Lines holding the string "brevemente" are the ones to copy; find them all in the data.

TASK MATERIAL:
%%
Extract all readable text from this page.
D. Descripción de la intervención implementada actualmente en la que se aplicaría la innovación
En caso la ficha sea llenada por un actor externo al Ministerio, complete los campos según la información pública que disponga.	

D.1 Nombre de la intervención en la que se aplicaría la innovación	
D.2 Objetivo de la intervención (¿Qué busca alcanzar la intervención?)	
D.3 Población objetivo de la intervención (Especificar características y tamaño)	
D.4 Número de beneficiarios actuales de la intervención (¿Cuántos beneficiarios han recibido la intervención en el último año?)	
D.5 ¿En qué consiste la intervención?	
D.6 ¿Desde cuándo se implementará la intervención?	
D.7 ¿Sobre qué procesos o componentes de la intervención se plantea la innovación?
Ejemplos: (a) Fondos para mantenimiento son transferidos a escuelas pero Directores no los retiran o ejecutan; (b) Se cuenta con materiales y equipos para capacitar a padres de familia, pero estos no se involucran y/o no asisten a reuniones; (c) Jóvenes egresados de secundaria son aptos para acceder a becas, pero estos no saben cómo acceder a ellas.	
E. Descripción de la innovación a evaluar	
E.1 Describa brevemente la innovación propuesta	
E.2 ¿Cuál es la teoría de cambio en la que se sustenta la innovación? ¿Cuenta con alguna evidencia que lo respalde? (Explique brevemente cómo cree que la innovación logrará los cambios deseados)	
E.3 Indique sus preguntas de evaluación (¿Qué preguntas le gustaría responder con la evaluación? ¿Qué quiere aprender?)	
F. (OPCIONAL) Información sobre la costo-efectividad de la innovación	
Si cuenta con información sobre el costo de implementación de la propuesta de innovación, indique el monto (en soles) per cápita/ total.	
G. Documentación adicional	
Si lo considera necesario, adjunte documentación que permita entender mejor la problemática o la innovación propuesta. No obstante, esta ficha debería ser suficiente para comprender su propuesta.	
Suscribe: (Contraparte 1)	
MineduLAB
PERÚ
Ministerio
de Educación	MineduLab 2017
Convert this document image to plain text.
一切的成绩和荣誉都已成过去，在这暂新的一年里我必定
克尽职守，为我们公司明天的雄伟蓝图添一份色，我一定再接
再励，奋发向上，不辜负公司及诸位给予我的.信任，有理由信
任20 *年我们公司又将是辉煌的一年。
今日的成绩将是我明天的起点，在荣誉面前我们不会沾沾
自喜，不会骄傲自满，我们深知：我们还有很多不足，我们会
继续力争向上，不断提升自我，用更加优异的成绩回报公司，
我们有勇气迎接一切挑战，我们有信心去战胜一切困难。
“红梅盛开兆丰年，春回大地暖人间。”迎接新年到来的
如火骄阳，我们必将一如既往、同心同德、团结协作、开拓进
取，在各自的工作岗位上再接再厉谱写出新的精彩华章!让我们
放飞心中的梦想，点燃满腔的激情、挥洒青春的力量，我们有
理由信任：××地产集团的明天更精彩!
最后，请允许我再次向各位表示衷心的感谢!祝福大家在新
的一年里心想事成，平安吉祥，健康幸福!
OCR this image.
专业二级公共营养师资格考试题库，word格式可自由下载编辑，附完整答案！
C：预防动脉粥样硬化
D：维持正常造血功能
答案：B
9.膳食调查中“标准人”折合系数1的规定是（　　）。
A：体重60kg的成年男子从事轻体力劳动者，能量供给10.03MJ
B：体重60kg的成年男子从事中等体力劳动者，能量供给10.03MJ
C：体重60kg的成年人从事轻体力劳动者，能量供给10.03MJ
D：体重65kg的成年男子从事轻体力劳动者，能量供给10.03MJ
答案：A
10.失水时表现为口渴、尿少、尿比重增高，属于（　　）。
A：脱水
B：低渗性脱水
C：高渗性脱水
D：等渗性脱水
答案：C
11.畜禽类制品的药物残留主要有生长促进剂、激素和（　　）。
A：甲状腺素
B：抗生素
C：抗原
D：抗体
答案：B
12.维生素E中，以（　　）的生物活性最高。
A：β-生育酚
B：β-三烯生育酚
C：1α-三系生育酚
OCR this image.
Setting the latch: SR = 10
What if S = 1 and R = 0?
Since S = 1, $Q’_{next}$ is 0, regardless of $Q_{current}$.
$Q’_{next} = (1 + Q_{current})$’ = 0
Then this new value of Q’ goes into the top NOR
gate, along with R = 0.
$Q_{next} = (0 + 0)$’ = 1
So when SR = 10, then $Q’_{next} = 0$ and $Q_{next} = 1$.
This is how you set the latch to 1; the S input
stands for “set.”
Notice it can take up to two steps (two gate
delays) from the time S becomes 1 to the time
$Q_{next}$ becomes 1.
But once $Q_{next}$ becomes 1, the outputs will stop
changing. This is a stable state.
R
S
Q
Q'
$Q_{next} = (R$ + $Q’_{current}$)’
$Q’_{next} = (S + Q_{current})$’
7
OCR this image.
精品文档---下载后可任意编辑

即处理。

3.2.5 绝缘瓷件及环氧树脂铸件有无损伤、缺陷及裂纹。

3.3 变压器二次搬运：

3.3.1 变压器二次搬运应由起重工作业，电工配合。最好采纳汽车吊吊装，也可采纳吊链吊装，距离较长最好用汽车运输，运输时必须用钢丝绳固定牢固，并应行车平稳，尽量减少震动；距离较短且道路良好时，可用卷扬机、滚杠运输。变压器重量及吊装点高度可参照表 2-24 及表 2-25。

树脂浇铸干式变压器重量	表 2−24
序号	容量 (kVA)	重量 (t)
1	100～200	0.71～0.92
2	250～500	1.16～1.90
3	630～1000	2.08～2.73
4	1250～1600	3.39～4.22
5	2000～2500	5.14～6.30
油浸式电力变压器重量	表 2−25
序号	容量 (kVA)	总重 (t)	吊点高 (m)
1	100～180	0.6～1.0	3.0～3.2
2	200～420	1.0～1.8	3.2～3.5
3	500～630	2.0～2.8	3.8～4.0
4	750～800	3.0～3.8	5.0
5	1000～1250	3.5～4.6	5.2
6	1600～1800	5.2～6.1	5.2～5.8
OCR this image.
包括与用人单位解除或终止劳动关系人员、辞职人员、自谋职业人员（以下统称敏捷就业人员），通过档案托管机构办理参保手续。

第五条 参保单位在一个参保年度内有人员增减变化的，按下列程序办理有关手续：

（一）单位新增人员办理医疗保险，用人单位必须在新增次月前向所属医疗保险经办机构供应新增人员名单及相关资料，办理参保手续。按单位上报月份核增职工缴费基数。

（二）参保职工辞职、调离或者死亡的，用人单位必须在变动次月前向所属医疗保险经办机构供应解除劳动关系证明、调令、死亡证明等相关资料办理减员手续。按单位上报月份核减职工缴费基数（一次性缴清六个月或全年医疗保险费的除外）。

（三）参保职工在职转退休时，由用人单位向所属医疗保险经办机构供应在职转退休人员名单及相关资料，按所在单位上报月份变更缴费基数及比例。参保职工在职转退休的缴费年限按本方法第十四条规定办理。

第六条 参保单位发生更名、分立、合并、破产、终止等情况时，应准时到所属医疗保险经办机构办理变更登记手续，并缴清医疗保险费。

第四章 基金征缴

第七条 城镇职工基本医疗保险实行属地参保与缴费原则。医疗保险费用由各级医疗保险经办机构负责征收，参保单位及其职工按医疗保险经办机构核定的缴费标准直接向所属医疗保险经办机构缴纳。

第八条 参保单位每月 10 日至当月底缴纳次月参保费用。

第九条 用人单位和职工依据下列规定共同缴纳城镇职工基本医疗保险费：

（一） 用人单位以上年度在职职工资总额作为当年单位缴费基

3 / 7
%%
OUTPUT OF THE EXERCISE:
E.1 Describa brevemente la innovación propuesta	
E.2 ¿Cuál es la teoría de cambio en la que se sustenta la innovación? ¿Cuenta con alguna evidencia que lo respalde? (Explique brevemente cómo cree que la innovación logrará los cambios deseados)	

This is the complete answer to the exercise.